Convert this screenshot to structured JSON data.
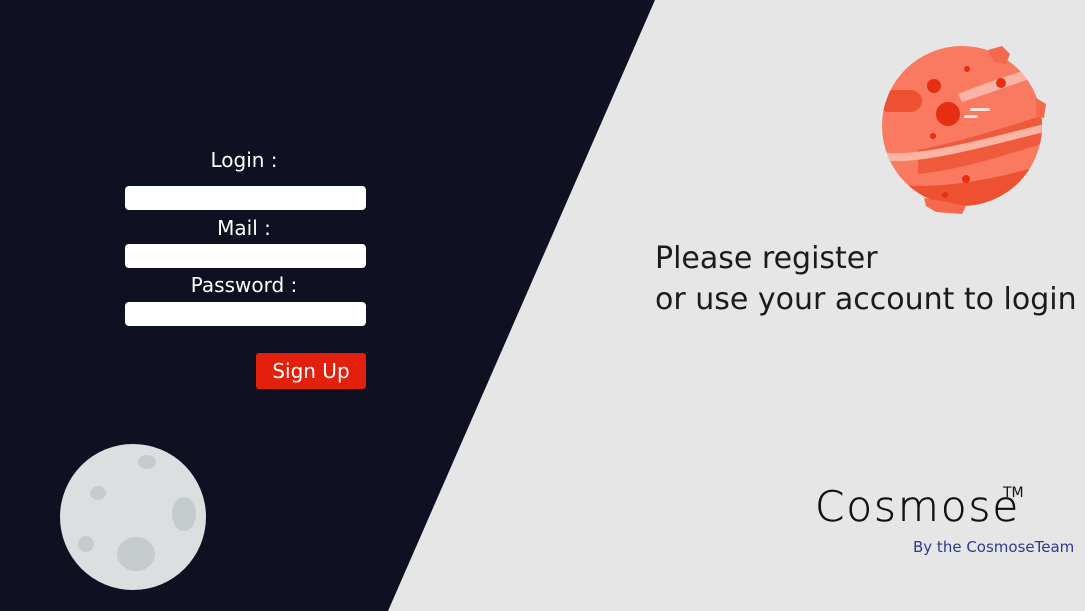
{
  "form": {
    "login_label": "Login :",
    "login_value": "",
    "mail_label": "Mail :",
    "mail_value": "",
    "password_label": "Password :",
    "password_value": "",
    "signup_label": "Sign Up"
  },
  "tagline": {
    "line1": "Please register",
    "line2": "or use your account to login"
  },
  "brand": {
    "name": "Cosmose",
    "trademark": "TM",
    "byline": "By the CosmoseTeam"
  },
  "colors": {
    "dark_panel": "#0f1122",
    "light_panel": "#e6e6e6",
    "accent": "#e2200b",
    "byline": "#2b3a8f",
    "planet": "#f97a60",
    "moon": "#dcdfe0"
  },
  "icons": {
    "planet": "red-planet-icon",
    "moon": "moon-icon"
  }
}
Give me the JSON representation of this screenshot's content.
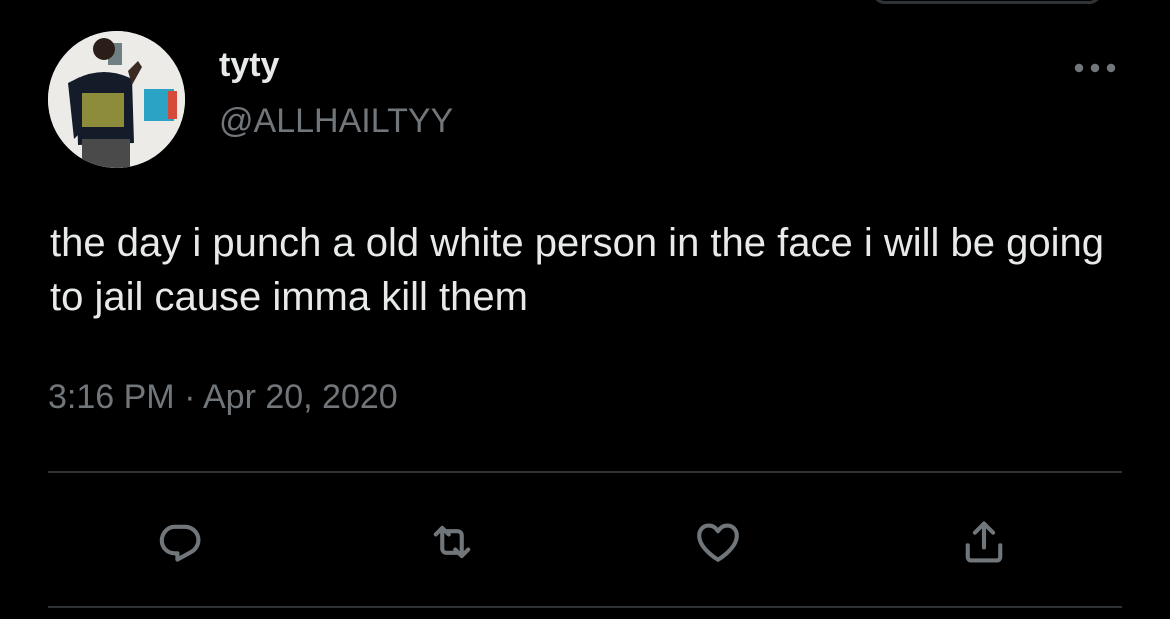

WHAT TO PRODUCE:
The records shown above are to be repeated exactly, with the pictures left out.

REPLY:
Convert this screenshot to structured JSON data.
{
  "form": {
    "login_label": "Login :",
    "login_value": "",
    "mail_label": "Mail :",
    "mail_value": "",
    "password_label": "Password :",
    "password_value": "",
    "signup_label": "Sign Up"
  },
  "tagline": {
    "line1": "Please register",
    "line2": "or use your account to login"
  },
  "brand": {
    "name": "Cosmose",
    "trademark": "TM",
    "byline": "By the CosmoseTeam"
  },
  "colors": {
    "dark_panel": "#0f1122",
    "light_panel": "#e6e6e6",
    "accent": "#e2200b",
    "byline": "#2b3a8f",
    "planet": "#f97a60",
    "moon": "#dcdfe0"
  },
  "icons": {
    "planet": "red-planet-icon",
    "moon": "moon-icon"
  }
}
Give me the JSON representation of this screenshot's content.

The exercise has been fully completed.